**WHAT NEEDS TO BE DONE:** Repeat each line exactly, leaving nothing out.

[START OF RECORD EXTRACTS]

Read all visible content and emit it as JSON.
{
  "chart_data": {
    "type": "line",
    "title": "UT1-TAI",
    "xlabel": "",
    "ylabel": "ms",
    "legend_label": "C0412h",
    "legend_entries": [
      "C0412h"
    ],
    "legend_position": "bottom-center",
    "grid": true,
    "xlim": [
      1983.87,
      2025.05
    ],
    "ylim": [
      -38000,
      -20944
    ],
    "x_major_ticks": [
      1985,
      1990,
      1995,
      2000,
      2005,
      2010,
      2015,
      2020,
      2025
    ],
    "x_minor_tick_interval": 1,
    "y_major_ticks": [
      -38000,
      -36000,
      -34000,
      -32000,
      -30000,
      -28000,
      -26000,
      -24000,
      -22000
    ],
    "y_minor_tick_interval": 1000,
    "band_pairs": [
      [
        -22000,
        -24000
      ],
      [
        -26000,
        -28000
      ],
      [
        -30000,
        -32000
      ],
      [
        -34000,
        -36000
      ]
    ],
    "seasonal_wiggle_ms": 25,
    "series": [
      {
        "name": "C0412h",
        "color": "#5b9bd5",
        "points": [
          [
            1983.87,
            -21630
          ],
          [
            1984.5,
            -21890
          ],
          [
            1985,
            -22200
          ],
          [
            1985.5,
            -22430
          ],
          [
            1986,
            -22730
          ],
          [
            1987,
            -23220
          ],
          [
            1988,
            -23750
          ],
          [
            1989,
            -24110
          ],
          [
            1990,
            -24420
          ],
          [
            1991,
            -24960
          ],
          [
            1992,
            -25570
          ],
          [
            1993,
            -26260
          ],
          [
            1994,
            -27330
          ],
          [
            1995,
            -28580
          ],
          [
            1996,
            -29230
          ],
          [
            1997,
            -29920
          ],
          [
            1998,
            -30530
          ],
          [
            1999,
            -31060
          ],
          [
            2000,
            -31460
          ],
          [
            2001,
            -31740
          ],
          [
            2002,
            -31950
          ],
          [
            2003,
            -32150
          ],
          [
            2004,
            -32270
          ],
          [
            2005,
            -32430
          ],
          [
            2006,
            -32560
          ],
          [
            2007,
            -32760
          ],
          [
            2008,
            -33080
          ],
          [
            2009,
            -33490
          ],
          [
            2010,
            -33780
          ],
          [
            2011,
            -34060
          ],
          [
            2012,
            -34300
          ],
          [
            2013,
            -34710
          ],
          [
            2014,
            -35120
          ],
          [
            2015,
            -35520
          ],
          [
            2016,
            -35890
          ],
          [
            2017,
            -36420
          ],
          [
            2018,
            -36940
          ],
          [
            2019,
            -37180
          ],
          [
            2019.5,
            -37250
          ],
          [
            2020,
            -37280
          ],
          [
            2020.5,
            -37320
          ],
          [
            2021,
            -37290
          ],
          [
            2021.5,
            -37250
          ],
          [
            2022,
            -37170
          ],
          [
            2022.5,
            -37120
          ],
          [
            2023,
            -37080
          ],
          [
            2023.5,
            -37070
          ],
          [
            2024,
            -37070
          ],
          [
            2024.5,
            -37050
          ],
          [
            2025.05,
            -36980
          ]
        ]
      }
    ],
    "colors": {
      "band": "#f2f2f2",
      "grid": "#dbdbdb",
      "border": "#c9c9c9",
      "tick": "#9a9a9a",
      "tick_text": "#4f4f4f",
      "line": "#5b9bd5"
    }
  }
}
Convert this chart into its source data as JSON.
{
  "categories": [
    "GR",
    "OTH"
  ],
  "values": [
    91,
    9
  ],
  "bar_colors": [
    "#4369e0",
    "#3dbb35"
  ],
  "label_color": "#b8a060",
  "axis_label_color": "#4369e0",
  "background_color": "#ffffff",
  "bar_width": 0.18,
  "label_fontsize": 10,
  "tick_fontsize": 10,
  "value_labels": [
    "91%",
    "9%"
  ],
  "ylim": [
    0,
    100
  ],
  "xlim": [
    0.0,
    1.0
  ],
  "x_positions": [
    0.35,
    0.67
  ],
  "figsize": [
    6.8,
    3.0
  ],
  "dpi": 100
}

[END OF RECORD EXTRACTS]

**THE ANSWER:**
Read all visible content and emit it as JSON.
{
  "chart_data": {
    "type": "line",
    "title": "UT1-TAI",
    "xlabel": "",
    "ylabel": "ms",
    "legend_label": "C0412h",
    "legend_entries": [
      "C0412h"
    ],
    "legend_position": "bottom-center",
    "grid": true,
    "xlim": [
      1983.87,
      2025.05
    ],
    "ylim": [
      -38000,
      -20944
    ],
    "x_major_ticks": [
      1985,
      1990,
      1995,
      2000,
      2005,
      2010,
      2015,
      2020,
      2025
    ],
    "x_minor_tick_interval": 1,
    "y_major_ticks": [
      -38000,
      -36000,
      -34000,
      -32000,
      -30000,
      -28000,
      -26000,
      -24000,
      -22000
    ],
    "y_minor_tick_interval": 1000,
    "band_pairs": [
      [
        -22000,
        -24000
      ],
      [
        -26000,
        -28000
      ],
      [
        -30000,
        -32000
      ],
      [
        -34000,
        -36000
      ]
    ],
    "seasonal_wiggle_ms": 25,
    "series": [
      {
        "name": "C0412h",
        "color": "#5b9bd5",
        "points": [
          [
            1983.87,
            -21630
          ],
          [
            1984.5,
            -21890
          ],
          [
            1985,
            -22200
          ],
          [
            1985.5,
            -22430
          ],
          [
            1986,
            -22730
          ],
          [
            1987,
            -23220
          ],
          [
            1988,
            -23750
          ],
          [
            1989,
            -24110
          ],
          [
            1990,
            -24420
          ],
          [
            1991,
            -24960
          ],
          [
            1992,
            -25570
          ],
          [
            1993,
            -26260
          ],
          [
            1994,
            -27330
          ],
          [
            1995,
            -28580
          ],
          [
            1996,
            -29230
          ],
          [
            1997,
            -29920
          ],
          [
            1998,
            -30530
          ],
          [
            1999,
            -31060
          ],
          [
            2000,
            -31460
          ],
          [
            2001,
            -31740
          ],
          [
            2002,
            -31950
          ],
          [
            2003,
            -32150
          ],
          [
            2004,
            -32270
          ],
          [
            2005,
            -32430
          ],
          [
            2006,
            -32560
          ],
          [
            2007,
            -32760
          ],
          [
            2008,
            -33080
          ],
          [
            2009,
            -33490
          ],
          [
            2010,
            -33780
          ],
          [
            2011,
            -34060
          ],
          [
            2012,
            -34300
          ],
          [
            2013,
            -34710
          ],
          [
            2014,
            -35120
          ],
          [
            2015,
            -35520
          ],
          [
            2016,
            -35890
          ],
          [
            2017,
            -36420
          ],
          [
            2018,
            -36940
          ],
          [
            2019,
            -37180
          ],
          [
            2019.5,
            -37250
          ],
          [
            2020,
            -37280
          ],
          [
            2020.5,
            -37320
          ],
          [
            2021,
            -37290
          ],
          [
            2021.5,
            -37250
          ],
          [
            2022,
            -37170
          ],
          [
            2022.5,
            -37120
          ],
          [
            2023,
            -37080
          ],
          [
            2023.5,
            -37070
          ],
          [
            2024,
            -37070
          ],
          [
            2024.5,
            -37050
          ],
          [
            2025.05,
            -36980
          ]
        ]
      }
    ],
    "colors": {
      "band": "#f2f2f2",
      "grid": "#dbdbdb",
      "border": "#c9c9c9",
      "tick": "#9a9a9a",
      "tick_text": "#4f4f4f",
      "line": "#5b9bd5"
    }
  }
}
Convert this chart into its source data as JSON.
{
  "categories": [
    "GR",
    "OTH"
  ],
  "values": [
    91,
    9
  ],
  "bar_colors": [
    "#4369e0",
    "#3dbb35"
  ],
  "label_color": "#b8a060",
  "axis_label_color": "#4369e0",
  "background_color": "#ffffff",
  "bar_width": 0.18,
  "label_fontsize": 10,
  "tick_fontsize": 10,
  "value_labels": [
    "91%",
    "9%"
  ],
  "ylim": [
    0,
    100
  ],
  "xlim": [
    0.0,
    1.0
  ],
  "x_positions": [
    0.35,
    0.67
  ],
  "figsize": [
    6.8,
    3.0
  ],
  "dpi": 100
}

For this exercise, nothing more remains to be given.